Pull out every line below that contains the word "name".

## START

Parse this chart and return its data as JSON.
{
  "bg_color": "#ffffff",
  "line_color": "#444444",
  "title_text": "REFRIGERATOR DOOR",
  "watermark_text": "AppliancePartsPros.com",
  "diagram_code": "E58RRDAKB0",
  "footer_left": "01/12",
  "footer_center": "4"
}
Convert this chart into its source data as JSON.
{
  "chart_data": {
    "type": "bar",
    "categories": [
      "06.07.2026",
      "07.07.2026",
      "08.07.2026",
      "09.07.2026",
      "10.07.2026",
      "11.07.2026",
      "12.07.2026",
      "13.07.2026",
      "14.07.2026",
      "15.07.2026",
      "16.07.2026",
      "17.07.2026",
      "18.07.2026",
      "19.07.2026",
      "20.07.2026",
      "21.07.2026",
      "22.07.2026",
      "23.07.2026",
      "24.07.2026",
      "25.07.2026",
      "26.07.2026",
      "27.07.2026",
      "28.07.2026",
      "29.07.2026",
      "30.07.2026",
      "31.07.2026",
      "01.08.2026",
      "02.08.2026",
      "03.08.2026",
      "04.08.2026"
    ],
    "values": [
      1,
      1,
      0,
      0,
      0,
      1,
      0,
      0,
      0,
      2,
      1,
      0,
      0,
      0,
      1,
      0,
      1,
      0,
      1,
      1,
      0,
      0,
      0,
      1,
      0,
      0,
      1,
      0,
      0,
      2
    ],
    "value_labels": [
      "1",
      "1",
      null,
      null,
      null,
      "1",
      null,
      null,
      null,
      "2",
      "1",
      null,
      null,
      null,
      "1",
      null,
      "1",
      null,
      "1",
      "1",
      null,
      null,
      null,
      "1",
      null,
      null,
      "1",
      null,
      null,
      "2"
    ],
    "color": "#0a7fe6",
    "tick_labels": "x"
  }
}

## END
## START

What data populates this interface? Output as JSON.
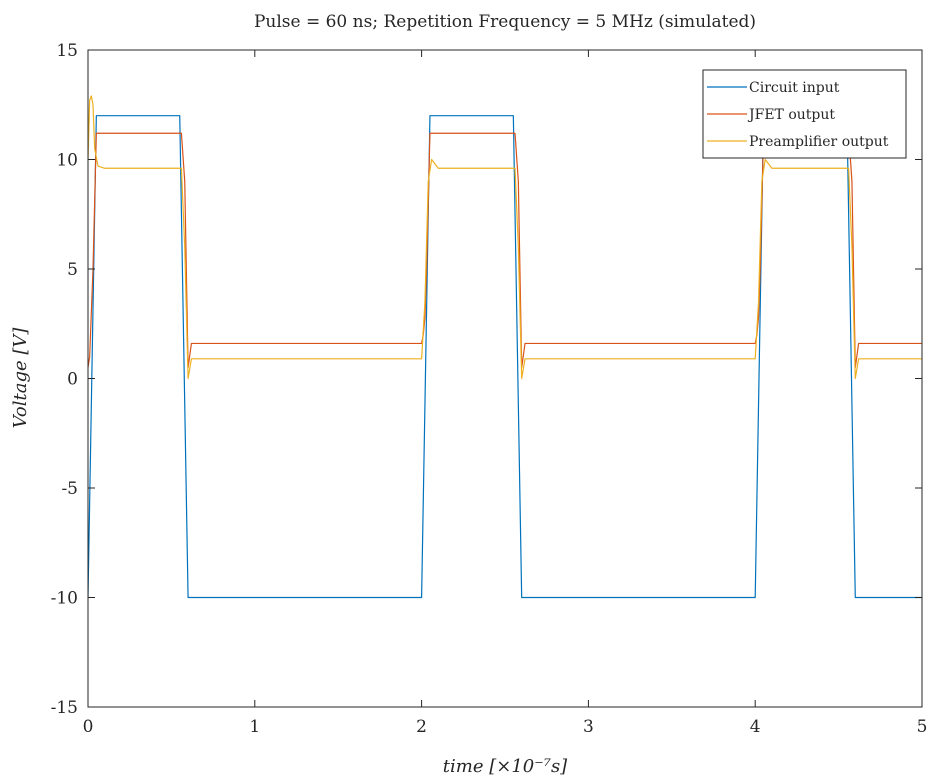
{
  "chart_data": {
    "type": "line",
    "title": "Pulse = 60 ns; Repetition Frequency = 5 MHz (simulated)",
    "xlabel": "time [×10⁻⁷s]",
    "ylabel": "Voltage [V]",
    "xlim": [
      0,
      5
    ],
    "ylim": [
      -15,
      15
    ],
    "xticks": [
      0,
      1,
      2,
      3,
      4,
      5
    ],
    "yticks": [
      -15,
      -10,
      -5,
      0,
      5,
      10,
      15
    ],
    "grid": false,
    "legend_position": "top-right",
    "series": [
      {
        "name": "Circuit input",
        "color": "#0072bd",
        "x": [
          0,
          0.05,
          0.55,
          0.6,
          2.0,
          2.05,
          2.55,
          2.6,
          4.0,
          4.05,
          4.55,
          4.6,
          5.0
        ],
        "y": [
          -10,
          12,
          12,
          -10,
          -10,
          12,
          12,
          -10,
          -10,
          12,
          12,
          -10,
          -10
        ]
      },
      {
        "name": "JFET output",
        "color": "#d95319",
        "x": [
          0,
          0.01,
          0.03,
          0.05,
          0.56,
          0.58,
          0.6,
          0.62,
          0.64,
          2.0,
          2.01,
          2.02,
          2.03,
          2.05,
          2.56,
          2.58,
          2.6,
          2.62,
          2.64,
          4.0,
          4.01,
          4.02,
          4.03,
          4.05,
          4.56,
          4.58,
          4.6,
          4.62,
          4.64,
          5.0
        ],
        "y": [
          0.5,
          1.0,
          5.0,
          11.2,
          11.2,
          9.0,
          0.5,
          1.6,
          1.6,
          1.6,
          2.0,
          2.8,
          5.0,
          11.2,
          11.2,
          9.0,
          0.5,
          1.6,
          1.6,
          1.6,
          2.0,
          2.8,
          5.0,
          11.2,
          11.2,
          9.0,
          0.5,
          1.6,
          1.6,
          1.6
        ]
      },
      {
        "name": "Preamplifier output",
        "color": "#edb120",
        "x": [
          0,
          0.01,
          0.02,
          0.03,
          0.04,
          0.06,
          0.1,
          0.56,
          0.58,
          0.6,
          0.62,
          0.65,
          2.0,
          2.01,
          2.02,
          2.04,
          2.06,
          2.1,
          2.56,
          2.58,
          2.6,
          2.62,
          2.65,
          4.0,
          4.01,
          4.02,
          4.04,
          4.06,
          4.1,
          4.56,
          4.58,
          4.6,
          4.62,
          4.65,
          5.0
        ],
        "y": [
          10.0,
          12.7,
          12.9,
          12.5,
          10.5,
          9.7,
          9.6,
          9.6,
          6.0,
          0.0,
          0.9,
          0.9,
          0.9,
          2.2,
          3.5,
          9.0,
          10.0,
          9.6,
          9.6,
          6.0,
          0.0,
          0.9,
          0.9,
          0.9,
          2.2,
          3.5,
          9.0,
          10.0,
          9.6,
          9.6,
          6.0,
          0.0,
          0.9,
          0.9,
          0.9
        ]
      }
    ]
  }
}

## END

• **RESULT BELOW**
        "name": "Circuit input",
        "name": "JFET output",
        "name": "Preamplifier output",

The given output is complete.